[THE PROBLEM] What lines in the records below hold the string "Districts"? Please show them.

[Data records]
BEGIN
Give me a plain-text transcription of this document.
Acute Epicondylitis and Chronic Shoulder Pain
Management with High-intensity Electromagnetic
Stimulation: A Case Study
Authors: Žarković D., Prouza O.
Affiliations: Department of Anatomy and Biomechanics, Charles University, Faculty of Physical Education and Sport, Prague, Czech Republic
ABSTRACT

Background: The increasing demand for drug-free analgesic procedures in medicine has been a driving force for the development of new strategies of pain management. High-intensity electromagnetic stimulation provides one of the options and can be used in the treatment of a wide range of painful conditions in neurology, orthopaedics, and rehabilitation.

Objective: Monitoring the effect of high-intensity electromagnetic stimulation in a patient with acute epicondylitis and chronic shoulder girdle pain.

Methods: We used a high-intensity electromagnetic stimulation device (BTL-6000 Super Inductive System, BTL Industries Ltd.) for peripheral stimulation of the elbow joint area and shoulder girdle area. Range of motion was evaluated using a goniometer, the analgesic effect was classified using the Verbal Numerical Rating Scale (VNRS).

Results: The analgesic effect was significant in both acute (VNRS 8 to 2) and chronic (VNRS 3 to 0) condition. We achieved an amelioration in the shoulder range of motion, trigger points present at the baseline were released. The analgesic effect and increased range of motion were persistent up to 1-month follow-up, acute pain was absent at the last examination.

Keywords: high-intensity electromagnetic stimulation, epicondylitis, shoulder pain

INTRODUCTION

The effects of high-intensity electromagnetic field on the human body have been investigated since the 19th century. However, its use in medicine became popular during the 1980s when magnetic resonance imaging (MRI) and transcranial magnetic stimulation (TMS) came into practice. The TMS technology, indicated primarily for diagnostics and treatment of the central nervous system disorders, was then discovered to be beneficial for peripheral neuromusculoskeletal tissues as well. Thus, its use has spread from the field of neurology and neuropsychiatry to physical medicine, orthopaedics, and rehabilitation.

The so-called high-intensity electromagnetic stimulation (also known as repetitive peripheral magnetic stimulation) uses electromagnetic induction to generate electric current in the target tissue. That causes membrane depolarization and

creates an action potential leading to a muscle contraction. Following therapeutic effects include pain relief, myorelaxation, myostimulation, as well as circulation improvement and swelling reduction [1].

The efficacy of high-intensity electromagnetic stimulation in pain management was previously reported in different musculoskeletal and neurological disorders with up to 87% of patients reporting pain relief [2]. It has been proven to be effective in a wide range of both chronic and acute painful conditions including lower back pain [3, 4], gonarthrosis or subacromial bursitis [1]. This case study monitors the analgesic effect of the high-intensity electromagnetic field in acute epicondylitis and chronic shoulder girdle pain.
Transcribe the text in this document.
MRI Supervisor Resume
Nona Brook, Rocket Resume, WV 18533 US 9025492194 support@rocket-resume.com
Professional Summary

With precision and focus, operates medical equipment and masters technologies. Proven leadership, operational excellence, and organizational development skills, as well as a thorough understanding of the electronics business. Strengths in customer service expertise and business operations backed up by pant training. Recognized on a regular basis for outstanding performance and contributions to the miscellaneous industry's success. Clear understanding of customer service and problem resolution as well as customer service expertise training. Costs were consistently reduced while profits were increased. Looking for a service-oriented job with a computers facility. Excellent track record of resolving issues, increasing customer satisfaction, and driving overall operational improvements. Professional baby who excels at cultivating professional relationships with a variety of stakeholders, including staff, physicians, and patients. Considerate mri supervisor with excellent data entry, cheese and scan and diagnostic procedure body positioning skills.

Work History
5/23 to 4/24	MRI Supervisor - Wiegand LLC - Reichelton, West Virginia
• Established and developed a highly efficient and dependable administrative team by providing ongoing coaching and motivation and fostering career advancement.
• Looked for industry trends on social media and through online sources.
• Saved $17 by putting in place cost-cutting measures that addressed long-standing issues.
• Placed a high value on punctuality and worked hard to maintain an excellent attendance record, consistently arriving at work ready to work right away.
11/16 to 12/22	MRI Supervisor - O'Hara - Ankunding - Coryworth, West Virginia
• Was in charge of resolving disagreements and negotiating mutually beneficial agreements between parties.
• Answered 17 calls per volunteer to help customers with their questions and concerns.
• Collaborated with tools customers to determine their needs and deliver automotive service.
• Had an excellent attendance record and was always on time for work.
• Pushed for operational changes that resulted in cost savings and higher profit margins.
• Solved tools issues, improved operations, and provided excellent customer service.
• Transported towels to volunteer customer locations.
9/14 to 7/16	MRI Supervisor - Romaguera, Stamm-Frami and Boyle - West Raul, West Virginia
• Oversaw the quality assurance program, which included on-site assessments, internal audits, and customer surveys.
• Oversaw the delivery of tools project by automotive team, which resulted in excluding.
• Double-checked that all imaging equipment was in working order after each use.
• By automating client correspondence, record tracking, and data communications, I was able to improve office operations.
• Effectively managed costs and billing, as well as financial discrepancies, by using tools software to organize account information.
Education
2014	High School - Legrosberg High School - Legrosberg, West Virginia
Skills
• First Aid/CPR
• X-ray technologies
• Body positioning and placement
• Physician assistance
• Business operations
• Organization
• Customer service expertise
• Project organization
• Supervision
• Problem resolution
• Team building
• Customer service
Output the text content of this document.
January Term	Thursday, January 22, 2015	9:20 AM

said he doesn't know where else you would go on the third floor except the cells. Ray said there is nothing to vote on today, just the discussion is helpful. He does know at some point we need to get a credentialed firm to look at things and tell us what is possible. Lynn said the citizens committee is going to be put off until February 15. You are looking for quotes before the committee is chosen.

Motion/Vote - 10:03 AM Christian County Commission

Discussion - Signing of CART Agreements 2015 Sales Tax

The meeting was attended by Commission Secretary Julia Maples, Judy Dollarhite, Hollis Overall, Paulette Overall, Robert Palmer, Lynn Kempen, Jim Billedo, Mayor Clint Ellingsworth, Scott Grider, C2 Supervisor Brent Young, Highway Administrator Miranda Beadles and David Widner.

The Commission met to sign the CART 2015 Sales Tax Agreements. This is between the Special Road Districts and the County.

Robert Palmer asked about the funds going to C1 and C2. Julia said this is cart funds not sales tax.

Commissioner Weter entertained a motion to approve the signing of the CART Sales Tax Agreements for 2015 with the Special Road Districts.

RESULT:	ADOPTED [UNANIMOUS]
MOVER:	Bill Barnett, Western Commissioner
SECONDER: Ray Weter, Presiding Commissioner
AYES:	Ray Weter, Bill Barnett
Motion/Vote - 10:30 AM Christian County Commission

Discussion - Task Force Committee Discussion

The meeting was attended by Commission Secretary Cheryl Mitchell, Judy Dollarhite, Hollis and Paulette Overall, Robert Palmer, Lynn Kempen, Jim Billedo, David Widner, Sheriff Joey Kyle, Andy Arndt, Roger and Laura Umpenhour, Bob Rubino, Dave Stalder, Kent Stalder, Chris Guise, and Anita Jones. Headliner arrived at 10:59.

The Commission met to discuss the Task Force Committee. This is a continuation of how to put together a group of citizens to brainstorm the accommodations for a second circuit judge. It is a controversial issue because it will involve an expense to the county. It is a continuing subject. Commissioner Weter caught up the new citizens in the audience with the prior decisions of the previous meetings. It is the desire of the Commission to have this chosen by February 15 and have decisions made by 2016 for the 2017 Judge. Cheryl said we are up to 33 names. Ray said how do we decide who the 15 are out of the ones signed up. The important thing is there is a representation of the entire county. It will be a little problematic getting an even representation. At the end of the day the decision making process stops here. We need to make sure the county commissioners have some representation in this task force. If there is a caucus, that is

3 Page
END
[PROBLEM SOLUTION]
The Commission met to sign the CART 2015 Sales Tax Agreements. This is between the Special Road Districts and the County.
Commissioner Weter entertained a motion to approve the signing of the CART Sales Tax Agreements for 2015 with the Special Road Districts.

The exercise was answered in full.